The data -
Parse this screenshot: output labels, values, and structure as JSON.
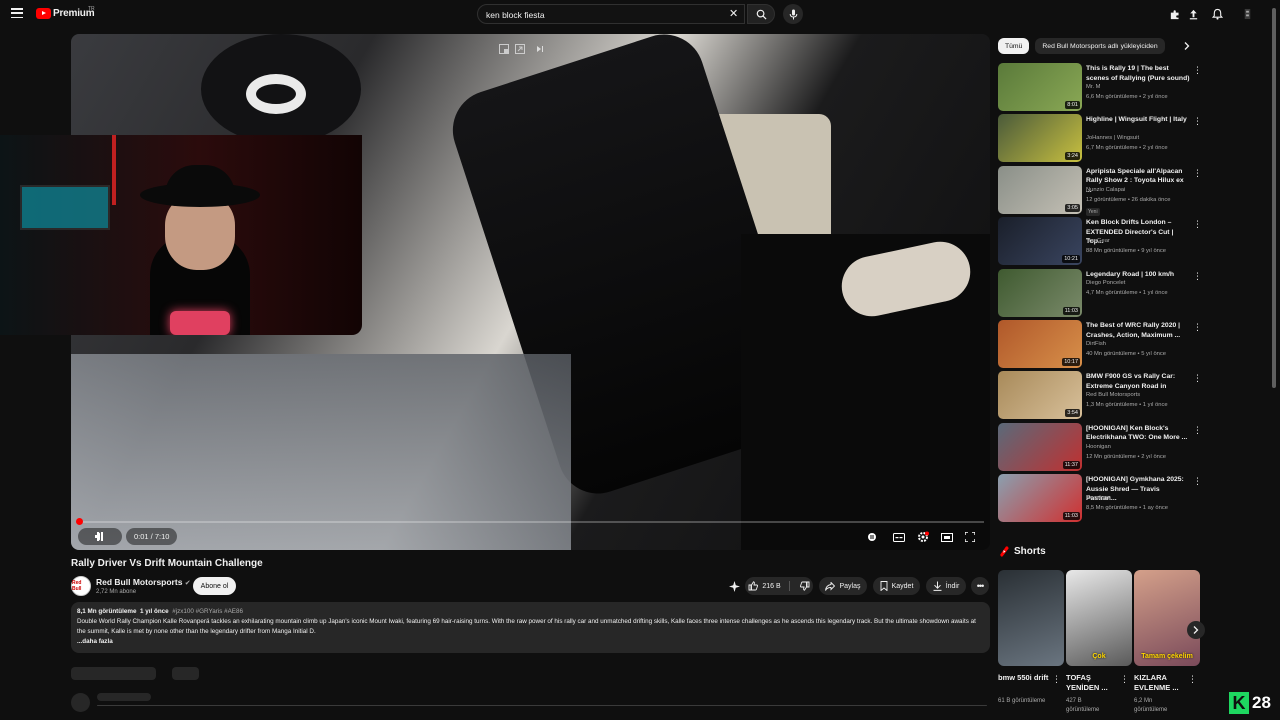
{
  "header": {
    "logo_text": "Premium",
    "logo_cc": "TR",
    "search_value": "ken block fiesta"
  },
  "video": {
    "time": "0:01 / 7:10",
    "progress": 0.003,
    "title": "Rally Driver Vs Drift Mountain Challenge",
    "channel": "Red Bull Motorsports",
    "channel_avatar_text": "Red Bull",
    "subscribers": "2,72 Mn abone",
    "subscribe_label": "Abone ol",
    "likes": "216 B",
    "share_label": "Paylaş",
    "save_label": "Kaydet",
    "download_label": "İndir"
  },
  "description": {
    "views": "8,1 Mn görüntüleme",
    "date": "1 yıl önce",
    "tags": "#jzx100 #GRYaris #AE86",
    "text": "Double World Rally Champion Kalle Rovanperä tackles an exhilarating mountain climb up Japan's iconic Mount Iwaki, featuring 69 hair-raising turns. With the raw power of his rally car and unmatched drifting skills, Kalle faces three intense challenges as he ascends this legendary track. But the ultimate showdown awaits at the summit, Kalle is met by none other than the legendary drifter from Manga Initial D.",
    "more": "...daha fazla"
  },
  "chips": [
    "Tümü",
    "Red Bull Motorsports adlı yükleyiciden"
  ],
  "recommendations": [
    {
      "title": "This is Rally 19 | The best scenes of Rallying (Pure sound)",
      "channel": "Mr. M",
      "meta": "6,6 Mn görüntüleme • 2 yıl önce",
      "duration": "8:01",
      "color": "#5a7a3a",
      "color2": "#8aa855"
    },
    {
      "title": "Highline | Wingsuit Flight | Italy",
      "channel": "JoHannes | Wingsuit",
      "meta": "6,7 Mn görüntüleme • 2 yıl önce",
      "duration": "3:24",
      "color": "#4a5a3a",
      "color2": "#c8c040"
    },
    {
      "title": "Apripista Speciale all'Alpacan Rally Show 2 : Toyota Hilux ex ...",
      "channel": "Nunzio Calapai",
      "meta": "12 görüntüleme • 26 dakika önce",
      "duration": "3:05",
      "color": "#8a8f88",
      "color2": "#c4c0b5",
      "badge": "Yeni"
    },
    {
      "title": "Ken Block Drifts London – EXTENDED Director's Cut | Top...",
      "channel": "Top Gear",
      "meta": "88 Mn görüntüleme • 9 yıl önce",
      "duration": "10:21",
      "color": "#1a1f2a",
      "color2": "#3a4560"
    },
    {
      "title": "Legendary Road | 100 km/h",
      "channel": "Diego Poncelet",
      "meta": "4,7 Mn görüntüleme • 1 yıl önce",
      "duration": "11:03",
      "color": "#3f5a30",
      "color2": "#7a8a6a"
    },
    {
      "title": "The Best of WRC Rally 2020 | Crashes, Action, Maximum ...",
      "channel": "DirtFish",
      "meta": "40 Mn görüntüleme • 5 yıl önce",
      "duration": "10:17",
      "color": "#b0582a",
      "color2": "#d8904a"
    },
    {
      "title": "BMW F900 GS vs Rally Car: Extreme Canyon Road in",
      "channel": "Red Bull Motorsports",
      "meta": "1,3 Mn görüntüleme • 1 yıl önce",
      "duration": "3:54",
      "color": "#a88a5a",
      "color2": "#d8c09a"
    },
    {
      "title": "[HOONIGAN] Ken Block's Electrikhana TWO: One More ...",
      "channel": "Hoonigan",
      "meta": "12 Mn görüntüleme • 2 yıl önce",
      "duration": "11:37",
      "color": "#5a6a7a",
      "color2": "#c03030"
    },
    {
      "title": "[HOONIGAN] Gymkhana 2025: Aussie Shred — Travis Pastran...",
      "channel": "Hoonigan",
      "meta": "8,5 Mn görüntüleme • 1 ay önce",
      "duration": "11:03",
      "color": "#8aa0b0",
      "color2": "#d03030"
    }
  ],
  "shorts": {
    "heading": "Shorts",
    "items": [
      {
        "title": "bmw 550i drift",
        "views": "61 B görüntüleme",
        "color": "#2a3035",
        "color2": "#6a7580"
      },
      {
        "title": "TOFAŞ YENİDEN ...",
        "views": "427 B görüntüleme",
        "color": "#e8e8e8",
        "color2": "#5a5a5a",
        "label": "Çok"
      },
      {
        "title": "KIZLARA EVLENME ...",
        "views": "6,2 Mn görüntüleme",
        "color": "#d4a08a",
        "color2": "#7a4a5a",
        "label": "Tamam çekelim"
      }
    ]
  },
  "badge_count": "28"
}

Your instructions -
Reproduce each line exactly as it appears, omitting the pictures.

Answer -
Parse this screenshot: output labels, values, and structure as JSON.
{
  "header": {
    "logo_text": "Premium",
    "logo_cc": "TR",
    "search_value": "ken block fiesta"
  },
  "video": {
    "time": "0:01 / 7:10",
    "progress": 0.003,
    "title": "Rally Driver Vs Drift Mountain Challenge",
    "channel": "Red Bull Motorsports",
    "channel_avatar_text": "Red Bull",
    "subscribers": "2,72 Mn abone",
    "subscribe_label": "Abone ol",
    "likes": "216 B",
    "share_label": "Paylaş",
    "save_label": "Kaydet",
    "download_label": "İndir"
  },
  "description": {
    "views": "8,1 Mn görüntüleme",
    "date": "1 yıl önce",
    "tags": "#jzx100 #GRYaris #AE86",
    "text": "Double World Rally Champion Kalle Rovanperä tackles an exhilarating mountain climb up Japan's iconic Mount Iwaki, featuring 69 hair-raising turns. With the raw power of his rally car and unmatched drifting skills, Kalle faces three intense challenges as he ascends this legendary track. But the ultimate showdown awaits at the summit, Kalle is met by none other than the legendary drifter from Manga Initial D.",
    "more": "...daha fazla"
  },
  "chips": [
    "Tümü",
    "Red Bull Motorsports adlı yükleyiciden"
  ],
  "recommendations": [
    {
      "title": "This is Rally 19 | The best scenes of Rallying (Pure sound)",
      "channel": "Mr. M",
      "meta": "6,6 Mn görüntüleme • 2 yıl önce",
      "duration": "8:01",
      "color": "#5a7a3a",
      "color2": "#8aa855"
    },
    {
      "title": "Highline | Wingsuit Flight | Italy",
      "channel": "JoHannes | Wingsuit",
      "meta": "6,7 Mn görüntüleme • 2 yıl önce",
      "duration": "3:24",
      "color": "#4a5a3a",
      "color2": "#c8c040"
    },
    {
      "title": "Apripista Speciale all'Alpacan Rally Show 2 : Toyota Hilux ex ...",
      "channel": "Nunzio Calapai",
      "meta": "12 görüntüleme • 26 dakika önce",
      "duration": "3:05",
      "color": "#8a8f88",
      "color2": "#c4c0b5",
      "badge": "Yeni"
    },
    {
      "title": "Ken Block Drifts London – EXTENDED Director's Cut | Top...",
      "channel": "Top Gear",
      "meta": "88 Mn görüntüleme • 9 yıl önce",
      "duration": "10:21",
      "color": "#1a1f2a",
      "color2": "#3a4560"
    },
    {
      "title": "Legendary Road | 100 km/h",
      "channel": "Diego Poncelet",
      "meta": "4,7 Mn görüntüleme • 1 yıl önce",
      "duration": "11:03",
      "color": "#3f5a30",
      "color2": "#7a8a6a"
    },
    {
      "title": "The Best of WRC Rally 2020 | Crashes, Action, Maximum ...",
      "channel": "DirtFish",
      "meta": "40 Mn görüntüleme • 5 yıl önce",
      "duration": "10:17",
      "color": "#b0582a",
      "color2": "#d8904a"
    },
    {
      "title": "BMW F900 GS vs Rally Car: Extreme Canyon Road in",
      "channel": "Red Bull Motorsports",
      "meta": "1,3 Mn görüntüleme • 1 yıl önce",
      "duration": "3:54",
      "color": "#a88a5a",
      "color2": "#d8c09a"
    },
    {
      "title": "[HOONIGAN] Ken Block's Electrikhana TWO: One More ...",
      "channel": "Hoonigan",
      "meta": "12 Mn görüntüleme • 2 yıl önce",
      "duration": "11:37",
      "color": "#5a6a7a",
      "color2": "#c03030"
    },
    {
      "title": "[HOONIGAN] Gymkhana 2025: Aussie Shred — Travis Pastran...",
      "channel": "Hoonigan",
      "meta": "8,5 Mn görüntüleme • 1 ay önce",
      "duration": "11:03",
      "color": "#8aa0b0",
      "color2": "#d03030"
    }
  ],
  "shorts": {
    "heading": "Shorts",
    "items": [
      {
        "title": "bmw 550i drift",
        "views": "61 B görüntüleme",
        "color": "#2a3035",
        "color2": "#6a7580"
      },
      {
        "title": "TOFAŞ YENİDEN ...",
        "views": "427 B görüntüleme",
        "color": "#e8e8e8",
        "color2": "#5a5a5a",
        "label": "Çok"
      },
      {
        "title": "KIZLARA EVLENME ...",
        "views": "6,2 Mn görüntüleme",
        "color": "#d4a08a",
        "color2": "#7a4a5a",
        "label": "Tamam çekelim"
      }
    ]
  },
  "badge_count": "28"
}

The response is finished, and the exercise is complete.